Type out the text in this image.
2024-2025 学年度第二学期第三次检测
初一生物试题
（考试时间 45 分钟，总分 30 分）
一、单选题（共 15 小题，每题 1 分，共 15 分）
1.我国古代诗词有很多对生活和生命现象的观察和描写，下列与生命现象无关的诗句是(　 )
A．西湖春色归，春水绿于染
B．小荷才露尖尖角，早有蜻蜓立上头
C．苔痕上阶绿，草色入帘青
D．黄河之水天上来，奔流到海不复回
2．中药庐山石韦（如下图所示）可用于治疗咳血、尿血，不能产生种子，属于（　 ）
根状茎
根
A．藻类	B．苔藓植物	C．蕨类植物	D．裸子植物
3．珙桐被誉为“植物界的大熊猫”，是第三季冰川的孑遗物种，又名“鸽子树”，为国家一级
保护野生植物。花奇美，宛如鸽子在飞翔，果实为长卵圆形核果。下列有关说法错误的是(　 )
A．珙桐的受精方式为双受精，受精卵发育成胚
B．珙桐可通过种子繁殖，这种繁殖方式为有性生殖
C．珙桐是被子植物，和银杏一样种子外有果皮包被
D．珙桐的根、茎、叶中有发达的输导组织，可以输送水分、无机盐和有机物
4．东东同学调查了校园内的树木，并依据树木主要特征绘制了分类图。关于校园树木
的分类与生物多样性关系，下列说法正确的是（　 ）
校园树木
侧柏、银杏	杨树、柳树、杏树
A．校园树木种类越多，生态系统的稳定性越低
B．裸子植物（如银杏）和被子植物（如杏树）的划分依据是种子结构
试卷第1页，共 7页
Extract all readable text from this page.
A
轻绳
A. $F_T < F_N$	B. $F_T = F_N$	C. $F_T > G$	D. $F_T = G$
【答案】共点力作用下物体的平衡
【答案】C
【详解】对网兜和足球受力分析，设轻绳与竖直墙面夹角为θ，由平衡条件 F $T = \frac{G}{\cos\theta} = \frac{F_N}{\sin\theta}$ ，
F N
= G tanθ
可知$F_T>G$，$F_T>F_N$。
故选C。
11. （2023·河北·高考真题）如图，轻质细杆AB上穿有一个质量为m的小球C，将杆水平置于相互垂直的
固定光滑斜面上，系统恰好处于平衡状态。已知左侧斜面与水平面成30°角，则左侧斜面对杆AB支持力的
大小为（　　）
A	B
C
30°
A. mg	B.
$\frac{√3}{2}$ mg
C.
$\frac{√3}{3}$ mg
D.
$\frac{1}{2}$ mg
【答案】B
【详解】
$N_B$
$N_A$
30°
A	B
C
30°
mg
────────
What needs to be done
Exact output of every entry is required.

Correct result
Type out the text in this image.
2024-2025 学年度第二学期第三次检测
初一生物试题
（考试时间 45 分钟，总分 30 分）
一、单选题（共 15 小题，每题 1 分，共 15 分）
1.我国古代诗词有很多对生活和生命现象的观察和描写，下列与生命现象无关的诗句是(　 )
A．西湖春色归，春水绿于染
B．小荷才露尖尖角，早有蜻蜓立上头
C．苔痕上阶绿，草色入帘青
D．黄河之水天上来，奔流到海不复回
2．中药庐山石韦（如下图所示）可用于治疗咳血、尿血，不能产生种子，属于（　 ）
根状茎
根
A．藻类	B．苔藓植物	C．蕨类植物	D．裸子植物
3．珙桐被誉为“植物界的大熊猫”，是第三季冰川的孑遗物种，又名“鸽子树”，为国家一级
保护野生植物。花奇美，宛如鸽子在飞翔，果实为长卵圆形核果。下列有关说法错误的是(　 )
A．珙桐的受精方式为双受精，受精卵发育成胚
B．珙桐可通过种子繁殖，这种繁殖方式为有性生殖
C．珙桐是被子植物，和银杏一样种子外有果皮包被
D．珙桐的根、茎、叶中有发达的输导组织，可以输送水分、无机盐和有机物
4．东东同学调查了校园内的树木，并依据树木主要特征绘制了分类图。关于校园树木
的分类与生物多样性关系，下列说法正确的是（　 ）
校园树木
侧柏、银杏	杨树、柳树、杏树
A．校园树木种类越多，生态系统的稳定性越低
B．裸子植物（如银杏）和被子植物（如杏树）的划分依据是种子结构
试卷第1页，共 7页
Extract all readable text from this page.
A
轻绳
A. $F_T < F_N$	B. $F_T = F_N$	C. $F_T > G$	D. $F_T = G$
【答案】共点力作用下物体的平衡
【答案】C
【详解】对网兜和足球受力分析，设轻绳与竖直墙面夹角为θ，由平衡条件 F $T = \frac{G}{\cos\theta} = \frac{F_N}{\sin\theta}$ ，
F N
= G tanθ
可知$F_T>G$，$F_T>F_N$。
故选C。
11. （2023·河北·高考真题）如图，轻质细杆AB上穿有一个质量为m的小球C，将杆水平置于相互垂直的
固定光滑斜面上，系统恰好处于平衡状态。已知左侧斜面与水平面成30°角，则左侧斜面对杆AB支持力的
大小为（　　）
A	B
C
30°
A. mg	B.
$\frac{√3}{2}$ mg
C.
$\frac{√3}{3}$ mg
D.
$\frac{1}{2}$ mg
【答案】B
【详解】
$N_B$
$N_A$
30°
A	B
C
30°
mg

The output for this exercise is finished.